### [Aim]
Pick out the lines below that include the string "Revenue".

### [Material for this task]
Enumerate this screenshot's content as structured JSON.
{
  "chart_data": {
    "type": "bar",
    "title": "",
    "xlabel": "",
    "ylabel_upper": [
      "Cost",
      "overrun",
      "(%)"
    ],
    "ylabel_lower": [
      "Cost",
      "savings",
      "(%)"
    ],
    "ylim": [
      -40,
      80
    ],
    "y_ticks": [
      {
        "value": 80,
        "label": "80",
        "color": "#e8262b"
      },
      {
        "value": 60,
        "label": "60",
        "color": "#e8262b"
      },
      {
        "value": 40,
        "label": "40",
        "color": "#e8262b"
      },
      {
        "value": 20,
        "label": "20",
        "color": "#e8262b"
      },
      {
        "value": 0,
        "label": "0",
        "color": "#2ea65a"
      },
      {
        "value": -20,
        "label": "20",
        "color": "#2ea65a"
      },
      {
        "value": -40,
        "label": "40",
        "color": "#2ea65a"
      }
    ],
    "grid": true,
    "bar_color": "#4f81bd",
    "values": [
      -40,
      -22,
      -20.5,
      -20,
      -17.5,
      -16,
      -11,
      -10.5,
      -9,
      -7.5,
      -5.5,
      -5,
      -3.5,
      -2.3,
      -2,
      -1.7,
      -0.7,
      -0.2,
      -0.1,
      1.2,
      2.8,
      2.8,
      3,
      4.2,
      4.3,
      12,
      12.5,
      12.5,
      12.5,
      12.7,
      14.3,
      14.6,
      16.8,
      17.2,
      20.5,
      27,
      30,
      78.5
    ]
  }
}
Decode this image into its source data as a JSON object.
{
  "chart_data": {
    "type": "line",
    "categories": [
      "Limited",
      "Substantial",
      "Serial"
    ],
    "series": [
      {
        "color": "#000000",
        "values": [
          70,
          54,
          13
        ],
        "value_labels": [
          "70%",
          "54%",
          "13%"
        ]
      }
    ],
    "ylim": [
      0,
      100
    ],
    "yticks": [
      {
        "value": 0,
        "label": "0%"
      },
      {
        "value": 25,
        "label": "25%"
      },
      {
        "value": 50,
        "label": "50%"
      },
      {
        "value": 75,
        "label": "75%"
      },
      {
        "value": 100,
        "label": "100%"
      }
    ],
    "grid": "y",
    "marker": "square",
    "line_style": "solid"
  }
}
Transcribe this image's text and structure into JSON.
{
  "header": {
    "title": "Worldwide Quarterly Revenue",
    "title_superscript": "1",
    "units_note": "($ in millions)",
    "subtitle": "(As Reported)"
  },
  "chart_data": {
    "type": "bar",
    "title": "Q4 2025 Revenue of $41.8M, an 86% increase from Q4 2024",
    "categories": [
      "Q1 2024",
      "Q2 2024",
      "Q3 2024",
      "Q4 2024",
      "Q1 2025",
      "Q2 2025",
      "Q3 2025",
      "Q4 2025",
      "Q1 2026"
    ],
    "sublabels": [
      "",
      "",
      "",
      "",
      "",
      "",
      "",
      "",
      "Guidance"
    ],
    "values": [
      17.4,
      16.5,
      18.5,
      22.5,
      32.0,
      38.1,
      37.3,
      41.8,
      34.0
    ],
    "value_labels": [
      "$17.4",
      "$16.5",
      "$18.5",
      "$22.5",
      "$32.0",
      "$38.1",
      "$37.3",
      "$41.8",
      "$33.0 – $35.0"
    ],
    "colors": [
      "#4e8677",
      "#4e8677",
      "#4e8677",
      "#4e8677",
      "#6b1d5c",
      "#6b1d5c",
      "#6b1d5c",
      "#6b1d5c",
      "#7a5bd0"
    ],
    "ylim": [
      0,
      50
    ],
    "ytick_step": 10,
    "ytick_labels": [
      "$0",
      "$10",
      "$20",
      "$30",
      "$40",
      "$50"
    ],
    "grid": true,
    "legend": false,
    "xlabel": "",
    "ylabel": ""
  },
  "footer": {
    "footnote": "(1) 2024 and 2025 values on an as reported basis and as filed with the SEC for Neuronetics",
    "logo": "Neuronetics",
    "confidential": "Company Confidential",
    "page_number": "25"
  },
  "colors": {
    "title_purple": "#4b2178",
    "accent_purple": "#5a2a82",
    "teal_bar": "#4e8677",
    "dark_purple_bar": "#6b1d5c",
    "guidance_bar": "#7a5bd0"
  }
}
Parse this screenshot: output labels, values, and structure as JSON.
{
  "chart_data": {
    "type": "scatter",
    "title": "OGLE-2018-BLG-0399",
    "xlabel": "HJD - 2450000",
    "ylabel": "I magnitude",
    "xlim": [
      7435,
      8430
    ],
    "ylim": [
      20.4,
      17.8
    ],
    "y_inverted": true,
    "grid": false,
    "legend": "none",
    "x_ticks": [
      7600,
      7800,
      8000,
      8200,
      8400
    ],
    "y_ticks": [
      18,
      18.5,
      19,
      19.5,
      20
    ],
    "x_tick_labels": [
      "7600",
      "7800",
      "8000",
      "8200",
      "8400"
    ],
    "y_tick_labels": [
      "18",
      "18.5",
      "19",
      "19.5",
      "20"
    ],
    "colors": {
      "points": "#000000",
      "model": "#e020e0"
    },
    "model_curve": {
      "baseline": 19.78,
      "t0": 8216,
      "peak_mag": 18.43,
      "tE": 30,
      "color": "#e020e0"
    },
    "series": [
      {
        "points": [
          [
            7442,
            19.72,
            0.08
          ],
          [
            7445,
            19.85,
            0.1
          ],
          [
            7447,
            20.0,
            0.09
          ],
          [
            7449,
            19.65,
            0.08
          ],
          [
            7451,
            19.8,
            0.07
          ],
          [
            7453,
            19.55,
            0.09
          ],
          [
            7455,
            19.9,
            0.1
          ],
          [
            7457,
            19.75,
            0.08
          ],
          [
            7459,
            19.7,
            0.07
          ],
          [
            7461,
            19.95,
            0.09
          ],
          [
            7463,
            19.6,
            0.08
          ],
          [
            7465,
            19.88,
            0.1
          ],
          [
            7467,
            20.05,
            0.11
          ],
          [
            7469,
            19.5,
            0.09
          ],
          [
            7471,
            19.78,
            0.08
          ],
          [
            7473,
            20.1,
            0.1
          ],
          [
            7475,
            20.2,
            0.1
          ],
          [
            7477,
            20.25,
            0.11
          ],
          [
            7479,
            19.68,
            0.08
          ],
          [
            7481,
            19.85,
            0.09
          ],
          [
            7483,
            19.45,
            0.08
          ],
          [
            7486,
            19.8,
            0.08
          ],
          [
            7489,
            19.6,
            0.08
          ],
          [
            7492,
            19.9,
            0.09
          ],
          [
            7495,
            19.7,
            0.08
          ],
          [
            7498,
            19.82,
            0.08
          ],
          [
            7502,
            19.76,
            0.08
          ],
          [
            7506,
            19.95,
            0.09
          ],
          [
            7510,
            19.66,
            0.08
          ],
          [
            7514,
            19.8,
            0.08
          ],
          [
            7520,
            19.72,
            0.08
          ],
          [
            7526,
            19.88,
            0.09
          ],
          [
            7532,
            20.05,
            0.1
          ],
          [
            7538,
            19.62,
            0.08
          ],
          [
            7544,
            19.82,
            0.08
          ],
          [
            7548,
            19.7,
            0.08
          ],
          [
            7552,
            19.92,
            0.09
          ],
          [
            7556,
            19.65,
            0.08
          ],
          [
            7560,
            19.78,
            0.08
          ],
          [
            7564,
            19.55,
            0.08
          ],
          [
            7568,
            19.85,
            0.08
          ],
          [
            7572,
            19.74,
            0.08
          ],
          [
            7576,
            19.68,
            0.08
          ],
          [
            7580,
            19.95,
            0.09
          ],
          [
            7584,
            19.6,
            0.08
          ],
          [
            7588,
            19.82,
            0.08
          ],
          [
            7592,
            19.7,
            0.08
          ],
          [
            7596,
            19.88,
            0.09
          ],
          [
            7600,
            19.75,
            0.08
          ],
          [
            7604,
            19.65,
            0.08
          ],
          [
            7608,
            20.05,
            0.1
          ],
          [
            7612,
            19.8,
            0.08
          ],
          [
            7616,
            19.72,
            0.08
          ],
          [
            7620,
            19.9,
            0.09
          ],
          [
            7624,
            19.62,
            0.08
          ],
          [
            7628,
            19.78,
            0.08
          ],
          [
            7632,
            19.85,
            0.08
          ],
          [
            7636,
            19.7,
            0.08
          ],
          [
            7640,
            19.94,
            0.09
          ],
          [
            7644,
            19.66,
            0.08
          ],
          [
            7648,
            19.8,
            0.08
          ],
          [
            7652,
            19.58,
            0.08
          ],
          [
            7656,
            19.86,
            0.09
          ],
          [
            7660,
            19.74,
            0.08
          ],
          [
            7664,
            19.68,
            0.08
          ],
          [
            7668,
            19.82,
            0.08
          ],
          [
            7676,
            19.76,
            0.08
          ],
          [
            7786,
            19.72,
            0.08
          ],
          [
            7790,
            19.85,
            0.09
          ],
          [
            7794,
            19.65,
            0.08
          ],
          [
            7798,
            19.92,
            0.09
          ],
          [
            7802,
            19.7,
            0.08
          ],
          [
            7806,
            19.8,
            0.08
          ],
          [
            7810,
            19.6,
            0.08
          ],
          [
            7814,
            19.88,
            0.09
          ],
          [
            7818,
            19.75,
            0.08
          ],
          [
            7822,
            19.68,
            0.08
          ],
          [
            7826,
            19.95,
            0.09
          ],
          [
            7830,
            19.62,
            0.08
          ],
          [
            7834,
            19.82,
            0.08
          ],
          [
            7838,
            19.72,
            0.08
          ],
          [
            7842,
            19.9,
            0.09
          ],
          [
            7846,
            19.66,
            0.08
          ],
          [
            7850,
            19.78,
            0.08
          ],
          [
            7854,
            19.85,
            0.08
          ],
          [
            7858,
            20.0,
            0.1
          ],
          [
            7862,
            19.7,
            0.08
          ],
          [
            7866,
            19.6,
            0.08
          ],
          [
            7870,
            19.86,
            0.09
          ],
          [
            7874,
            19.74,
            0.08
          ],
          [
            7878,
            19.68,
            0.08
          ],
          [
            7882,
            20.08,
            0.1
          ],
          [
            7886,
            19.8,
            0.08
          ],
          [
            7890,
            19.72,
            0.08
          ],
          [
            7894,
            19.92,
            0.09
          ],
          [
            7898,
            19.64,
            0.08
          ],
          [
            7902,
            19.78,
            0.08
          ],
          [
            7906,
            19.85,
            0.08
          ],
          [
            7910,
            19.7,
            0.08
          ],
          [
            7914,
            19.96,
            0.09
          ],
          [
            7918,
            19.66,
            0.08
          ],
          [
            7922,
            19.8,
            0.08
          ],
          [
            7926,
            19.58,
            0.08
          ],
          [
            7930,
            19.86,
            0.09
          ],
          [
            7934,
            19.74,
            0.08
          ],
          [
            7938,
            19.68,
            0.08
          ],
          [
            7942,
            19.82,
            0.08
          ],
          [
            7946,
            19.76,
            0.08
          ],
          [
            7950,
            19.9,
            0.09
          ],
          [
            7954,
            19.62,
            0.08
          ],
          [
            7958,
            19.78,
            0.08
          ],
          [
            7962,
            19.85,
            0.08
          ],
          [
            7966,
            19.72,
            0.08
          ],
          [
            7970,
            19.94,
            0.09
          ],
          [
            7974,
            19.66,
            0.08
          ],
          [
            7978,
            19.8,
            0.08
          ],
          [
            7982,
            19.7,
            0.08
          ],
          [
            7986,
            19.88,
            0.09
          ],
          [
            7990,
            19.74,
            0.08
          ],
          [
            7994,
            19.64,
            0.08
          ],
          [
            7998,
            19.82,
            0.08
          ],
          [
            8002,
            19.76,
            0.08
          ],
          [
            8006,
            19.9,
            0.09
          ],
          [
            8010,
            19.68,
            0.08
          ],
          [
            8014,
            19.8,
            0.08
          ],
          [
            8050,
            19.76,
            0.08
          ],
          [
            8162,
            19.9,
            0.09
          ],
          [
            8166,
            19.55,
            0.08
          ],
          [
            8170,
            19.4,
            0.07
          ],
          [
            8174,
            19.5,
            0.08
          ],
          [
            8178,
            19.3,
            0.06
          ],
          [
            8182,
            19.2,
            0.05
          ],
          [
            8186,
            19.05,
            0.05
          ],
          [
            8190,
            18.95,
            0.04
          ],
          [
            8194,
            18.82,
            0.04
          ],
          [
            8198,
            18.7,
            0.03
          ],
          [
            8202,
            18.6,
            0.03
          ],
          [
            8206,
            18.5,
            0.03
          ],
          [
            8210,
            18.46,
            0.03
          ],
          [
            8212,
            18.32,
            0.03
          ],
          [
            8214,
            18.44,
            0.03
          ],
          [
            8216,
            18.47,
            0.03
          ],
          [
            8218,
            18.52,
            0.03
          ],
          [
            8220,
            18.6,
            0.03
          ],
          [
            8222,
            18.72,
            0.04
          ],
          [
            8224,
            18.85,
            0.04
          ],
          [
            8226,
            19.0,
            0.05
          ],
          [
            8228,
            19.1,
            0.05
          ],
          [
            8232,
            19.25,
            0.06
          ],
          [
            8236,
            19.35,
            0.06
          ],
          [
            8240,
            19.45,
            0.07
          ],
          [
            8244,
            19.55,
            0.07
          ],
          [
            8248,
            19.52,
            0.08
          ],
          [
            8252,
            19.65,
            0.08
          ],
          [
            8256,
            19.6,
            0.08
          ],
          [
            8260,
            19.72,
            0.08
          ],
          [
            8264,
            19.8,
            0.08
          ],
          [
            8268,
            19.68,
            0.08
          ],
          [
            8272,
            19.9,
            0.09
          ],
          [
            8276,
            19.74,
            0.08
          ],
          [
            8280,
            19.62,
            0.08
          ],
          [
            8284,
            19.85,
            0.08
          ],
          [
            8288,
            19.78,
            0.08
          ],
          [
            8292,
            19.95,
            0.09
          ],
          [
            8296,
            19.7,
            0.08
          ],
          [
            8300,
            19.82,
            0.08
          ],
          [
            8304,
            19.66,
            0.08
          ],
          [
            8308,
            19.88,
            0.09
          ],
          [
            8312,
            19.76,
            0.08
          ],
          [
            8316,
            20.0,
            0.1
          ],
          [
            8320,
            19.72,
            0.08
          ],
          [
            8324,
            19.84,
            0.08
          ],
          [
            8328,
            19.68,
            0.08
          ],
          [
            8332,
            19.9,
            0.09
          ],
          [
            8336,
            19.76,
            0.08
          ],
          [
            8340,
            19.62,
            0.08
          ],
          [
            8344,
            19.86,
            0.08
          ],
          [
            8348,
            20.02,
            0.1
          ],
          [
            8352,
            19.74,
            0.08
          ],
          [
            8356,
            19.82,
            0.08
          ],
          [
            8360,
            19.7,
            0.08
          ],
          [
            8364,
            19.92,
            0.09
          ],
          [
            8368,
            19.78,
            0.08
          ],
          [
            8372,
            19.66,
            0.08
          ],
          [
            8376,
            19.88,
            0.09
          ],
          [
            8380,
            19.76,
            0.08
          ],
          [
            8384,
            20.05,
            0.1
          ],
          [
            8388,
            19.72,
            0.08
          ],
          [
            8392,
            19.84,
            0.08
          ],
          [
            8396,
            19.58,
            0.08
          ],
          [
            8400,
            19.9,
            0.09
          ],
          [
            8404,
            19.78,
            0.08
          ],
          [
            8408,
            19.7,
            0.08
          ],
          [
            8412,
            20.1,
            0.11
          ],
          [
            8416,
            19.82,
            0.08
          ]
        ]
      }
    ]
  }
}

### [Expected output]
    "title": "Worldwide Quarterly Revenue",
    "title": "Q4 2025 Revenue of $41.8M, an 86% increase from Q4 2024",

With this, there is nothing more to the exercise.